**Task details:** Below are some records. Say in a single number how many of their lines include the word "values".

**Supplied material:**
◆ ◆ ◆
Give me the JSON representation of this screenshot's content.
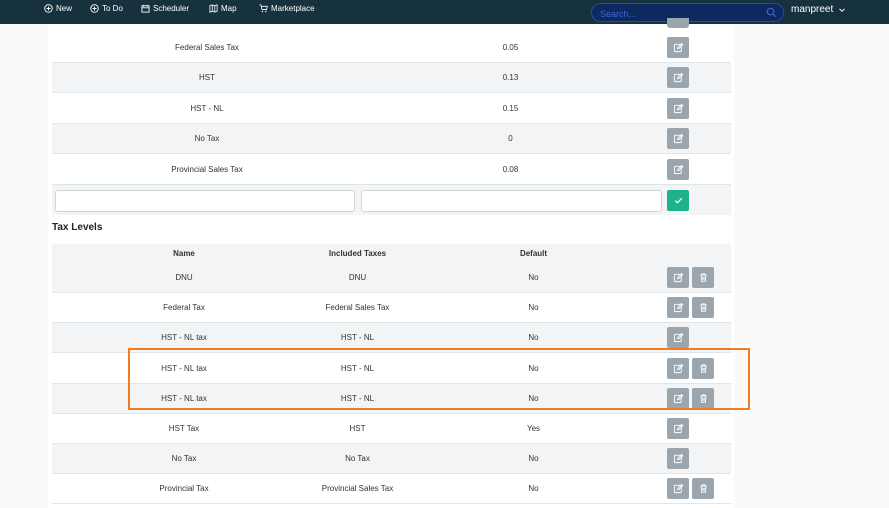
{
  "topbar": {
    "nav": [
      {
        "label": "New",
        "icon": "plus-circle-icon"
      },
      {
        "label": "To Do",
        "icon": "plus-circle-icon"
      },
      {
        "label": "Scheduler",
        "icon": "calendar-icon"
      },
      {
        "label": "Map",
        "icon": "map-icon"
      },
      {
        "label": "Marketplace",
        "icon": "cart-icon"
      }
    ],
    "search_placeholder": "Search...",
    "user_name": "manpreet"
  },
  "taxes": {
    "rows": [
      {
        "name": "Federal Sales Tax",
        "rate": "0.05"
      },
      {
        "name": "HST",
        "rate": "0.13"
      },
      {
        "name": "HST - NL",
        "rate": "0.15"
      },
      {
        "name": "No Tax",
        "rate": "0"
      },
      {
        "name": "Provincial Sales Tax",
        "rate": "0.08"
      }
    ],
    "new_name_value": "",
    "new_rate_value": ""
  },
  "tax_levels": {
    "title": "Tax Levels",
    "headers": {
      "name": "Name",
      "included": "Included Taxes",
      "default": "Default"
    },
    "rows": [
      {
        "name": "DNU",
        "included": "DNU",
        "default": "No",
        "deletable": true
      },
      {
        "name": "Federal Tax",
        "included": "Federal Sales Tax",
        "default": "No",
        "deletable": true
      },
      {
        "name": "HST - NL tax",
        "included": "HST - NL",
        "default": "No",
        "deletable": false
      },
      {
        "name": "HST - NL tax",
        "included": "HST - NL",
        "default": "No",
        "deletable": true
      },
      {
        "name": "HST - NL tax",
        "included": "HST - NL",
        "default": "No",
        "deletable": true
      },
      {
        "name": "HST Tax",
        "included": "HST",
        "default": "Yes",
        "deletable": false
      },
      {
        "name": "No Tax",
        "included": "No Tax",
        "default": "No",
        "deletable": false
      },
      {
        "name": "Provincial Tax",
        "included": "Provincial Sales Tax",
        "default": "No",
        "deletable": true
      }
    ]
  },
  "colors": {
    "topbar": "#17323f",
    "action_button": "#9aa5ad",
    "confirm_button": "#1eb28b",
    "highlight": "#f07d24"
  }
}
◆ ◆ ◆
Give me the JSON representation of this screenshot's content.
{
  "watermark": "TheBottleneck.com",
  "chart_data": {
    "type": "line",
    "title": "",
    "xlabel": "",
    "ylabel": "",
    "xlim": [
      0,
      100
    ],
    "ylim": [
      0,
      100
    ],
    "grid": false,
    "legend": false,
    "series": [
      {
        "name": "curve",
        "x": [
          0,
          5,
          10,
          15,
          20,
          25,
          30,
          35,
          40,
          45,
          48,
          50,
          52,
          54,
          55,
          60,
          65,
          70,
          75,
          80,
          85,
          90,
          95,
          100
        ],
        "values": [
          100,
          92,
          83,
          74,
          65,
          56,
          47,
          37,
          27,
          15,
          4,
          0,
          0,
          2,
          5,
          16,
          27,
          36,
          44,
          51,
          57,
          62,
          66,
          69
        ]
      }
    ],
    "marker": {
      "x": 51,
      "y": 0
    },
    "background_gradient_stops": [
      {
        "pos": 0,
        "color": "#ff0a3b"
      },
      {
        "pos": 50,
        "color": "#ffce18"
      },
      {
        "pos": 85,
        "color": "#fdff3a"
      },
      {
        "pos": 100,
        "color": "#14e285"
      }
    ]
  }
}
◆ ◆ ◆
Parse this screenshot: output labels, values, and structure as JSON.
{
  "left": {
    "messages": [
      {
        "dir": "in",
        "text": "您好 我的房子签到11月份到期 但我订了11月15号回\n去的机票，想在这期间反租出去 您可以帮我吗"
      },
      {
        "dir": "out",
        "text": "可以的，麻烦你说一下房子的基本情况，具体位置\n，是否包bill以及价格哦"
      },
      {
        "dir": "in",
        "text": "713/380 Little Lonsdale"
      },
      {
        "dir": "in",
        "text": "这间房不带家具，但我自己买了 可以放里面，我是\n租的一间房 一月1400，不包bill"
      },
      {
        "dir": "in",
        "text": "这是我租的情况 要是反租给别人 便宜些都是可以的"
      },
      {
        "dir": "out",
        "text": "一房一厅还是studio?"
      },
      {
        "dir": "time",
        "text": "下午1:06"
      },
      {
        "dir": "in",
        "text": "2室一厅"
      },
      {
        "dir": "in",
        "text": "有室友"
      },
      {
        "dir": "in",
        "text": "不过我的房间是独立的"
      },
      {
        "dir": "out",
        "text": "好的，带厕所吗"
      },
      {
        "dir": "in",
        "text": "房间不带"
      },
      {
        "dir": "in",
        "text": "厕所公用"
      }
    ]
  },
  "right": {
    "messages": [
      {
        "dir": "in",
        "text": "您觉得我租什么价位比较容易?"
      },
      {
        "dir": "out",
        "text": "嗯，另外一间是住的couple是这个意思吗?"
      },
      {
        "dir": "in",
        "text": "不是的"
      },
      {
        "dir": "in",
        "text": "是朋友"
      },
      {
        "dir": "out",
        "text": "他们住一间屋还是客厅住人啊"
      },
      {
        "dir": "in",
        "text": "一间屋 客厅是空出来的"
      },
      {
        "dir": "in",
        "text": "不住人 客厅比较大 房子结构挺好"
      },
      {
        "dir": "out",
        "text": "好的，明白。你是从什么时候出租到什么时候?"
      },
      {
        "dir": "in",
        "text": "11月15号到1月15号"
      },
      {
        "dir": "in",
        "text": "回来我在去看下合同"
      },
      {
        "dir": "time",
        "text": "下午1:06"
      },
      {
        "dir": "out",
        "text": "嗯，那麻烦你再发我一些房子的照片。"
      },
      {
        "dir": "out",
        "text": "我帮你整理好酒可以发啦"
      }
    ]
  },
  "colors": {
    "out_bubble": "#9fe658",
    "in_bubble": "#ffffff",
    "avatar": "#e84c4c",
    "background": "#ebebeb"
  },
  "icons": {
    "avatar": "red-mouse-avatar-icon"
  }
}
◆ ◆ ◆
**Exercise answer:** 2